> Instruction: Repeat every record below exactly, leaving out the pictures.
+ + + +
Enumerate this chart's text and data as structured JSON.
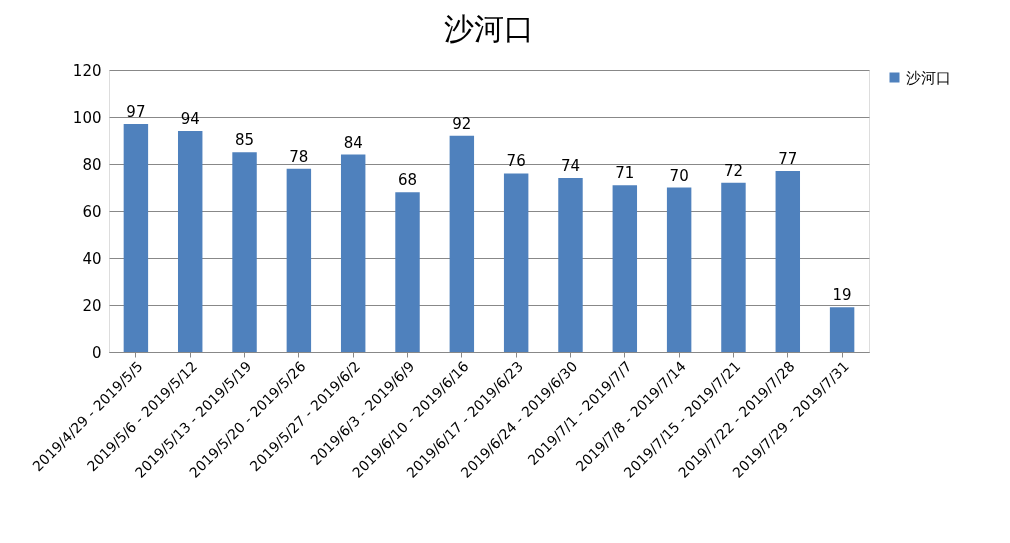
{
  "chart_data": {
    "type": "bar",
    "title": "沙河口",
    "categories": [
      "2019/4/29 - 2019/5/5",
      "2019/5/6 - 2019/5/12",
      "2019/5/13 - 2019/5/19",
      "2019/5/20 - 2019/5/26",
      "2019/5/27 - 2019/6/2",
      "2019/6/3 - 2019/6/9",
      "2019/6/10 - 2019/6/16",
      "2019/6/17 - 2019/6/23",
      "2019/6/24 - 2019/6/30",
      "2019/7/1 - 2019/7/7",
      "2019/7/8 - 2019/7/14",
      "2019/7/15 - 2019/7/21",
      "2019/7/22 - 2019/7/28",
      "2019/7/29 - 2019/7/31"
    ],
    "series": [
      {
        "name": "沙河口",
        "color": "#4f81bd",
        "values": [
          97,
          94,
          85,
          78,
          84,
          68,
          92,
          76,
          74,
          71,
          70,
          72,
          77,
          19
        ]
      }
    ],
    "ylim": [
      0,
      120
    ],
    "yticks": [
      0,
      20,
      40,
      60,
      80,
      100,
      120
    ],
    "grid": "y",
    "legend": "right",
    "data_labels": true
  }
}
+ + + +
> Result below:
Enumerate this chart's text and data as structured JSON.
{
  "chart_data": {
    "type": "bar",
    "title": "沙河口",
    "categories": [
      "2019/4/29 - 2019/5/5",
      "2019/5/6 - 2019/5/12",
      "2019/5/13 - 2019/5/19",
      "2019/5/20 - 2019/5/26",
      "2019/5/27 - 2019/6/2",
      "2019/6/3 - 2019/6/9",
      "2019/6/10 - 2019/6/16",
      "2019/6/17 - 2019/6/23",
      "2019/6/24 - 2019/6/30",
      "2019/7/1 - 2019/7/7",
      "2019/7/8 - 2019/7/14",
      "2019/7/15 - 2019/7/21",
      "2019/7/22 - 2019/7/28",
      "2019/7/29 - 2019/7/31"
    ],
    "series": [
      {
        "name": "沙河口",
        "color": "#4f81bd",
        "values": [
          97,
          94,
          85,
          78,
          84,
          68,
          92,
          76,
          74,
          71,
          70,
          72,
          77,
          19
        ]
      }
    ],
    "ylim": [
      0,
      120
    ],
    "yticks": [
      0,
      20,
      40,
      60,
      80,
      100,
      120
    ],
    "grid": "y",
    "legend": "right",
    "data_labels": true
  }
}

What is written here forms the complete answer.